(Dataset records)
***

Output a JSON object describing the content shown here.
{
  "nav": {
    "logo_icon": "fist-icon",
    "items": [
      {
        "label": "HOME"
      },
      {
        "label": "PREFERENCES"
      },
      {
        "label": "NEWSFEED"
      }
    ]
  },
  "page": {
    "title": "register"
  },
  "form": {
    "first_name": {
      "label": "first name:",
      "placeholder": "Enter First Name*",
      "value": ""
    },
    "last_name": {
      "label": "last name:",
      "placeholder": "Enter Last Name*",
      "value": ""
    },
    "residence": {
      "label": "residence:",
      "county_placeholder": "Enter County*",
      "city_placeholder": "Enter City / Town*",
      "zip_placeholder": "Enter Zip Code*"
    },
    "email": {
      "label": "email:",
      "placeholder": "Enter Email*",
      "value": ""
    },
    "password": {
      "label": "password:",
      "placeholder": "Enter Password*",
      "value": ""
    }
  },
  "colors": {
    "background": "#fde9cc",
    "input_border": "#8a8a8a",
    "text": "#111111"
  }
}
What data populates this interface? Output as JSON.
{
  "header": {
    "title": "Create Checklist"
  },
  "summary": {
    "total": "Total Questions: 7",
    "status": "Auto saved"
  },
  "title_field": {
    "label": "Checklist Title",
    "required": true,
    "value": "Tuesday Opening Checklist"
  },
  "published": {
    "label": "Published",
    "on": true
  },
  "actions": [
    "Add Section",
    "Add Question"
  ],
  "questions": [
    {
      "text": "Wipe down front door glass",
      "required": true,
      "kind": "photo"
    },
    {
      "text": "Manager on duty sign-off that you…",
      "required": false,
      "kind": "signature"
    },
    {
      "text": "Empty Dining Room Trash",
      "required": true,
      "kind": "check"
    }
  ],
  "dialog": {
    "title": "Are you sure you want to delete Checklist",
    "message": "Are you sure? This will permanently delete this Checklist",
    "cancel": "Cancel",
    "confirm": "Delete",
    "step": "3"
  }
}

***

:: Set problem ::
Pull out each record as written and restate it exactly.

:: Expected output ::
Output a JSON object describing the content shown here.
{
  "nav": {
    "logo_icon": "fist-icon",
    "items": [
      {
        "label": "HOME"
      },
      {
        "label": "PREFERENCES"
      },
      {
        "label": "NEWSFEED"
      }
    ]
  },
  "page": {
    "title": "register"
  },
  "form": {
    "first_name": {
      "label": "first name:",
      "placeholder": "Enter First Name*",
      "value": ""
    },
    "last_name": {
      "label": "last name:",
      "placeholder": "Enter Last Name*",
      "value": ""
    },
    "residence": {
      "label": "residence:",
      "county_placeholder": "Enter County*",
      "city_placeholder": "Enter City / Town*",
      "zip_placeholder": "Enter Zip Code*"
    },
    "email": {
      "label": "email:",
      "placeholder": "Enter Email*",
      "value": ""
    },
    "password": {
      "label": "password:",
      "placeholder": "Enter Password*",
      "value": ""
    }
  },
  "colors": {
    "background": "#fde9cc",
    "input_border": "#8a8a8a",
    "text": "#111111"
  }
}
What data populates this interface? Output as JSON.
{
  "header": {
    "title": "Create Checklist"
  },
  "summary": {
    "total": "Total Questions: 7",
    "status": "Auto saved"
  },
  "title_field": {
    "label": "Checklist Title",
    "required": true,
    "value": "Tuesday Opening Checklist"
  },
  "published": {
    "label": "Published",
    "on": true
  },
  "actions": [
    "Add Section",
    "Add Question"
  ],
  "questions": [
    {
      "text": "Wipe down front door glass",
      "required": true,
      "kind": "photo"
    },
    {
      "text": "Manager on duty sign-off that you…",
      "required": false,
      "kind": "signature"
    },
    {
      "text": "Empty Dining Room Trash",
      "required": true,
      "kind": "check"
    }
  ],
  "dialog": {
    "title": "Are you sure you want to delete Checklist",
    "message": "Are you sure? This will permanently delete this Checklist",
    "cancel": "Cancel",
    "confirm": "Delete",
    "step": "3"
  }
}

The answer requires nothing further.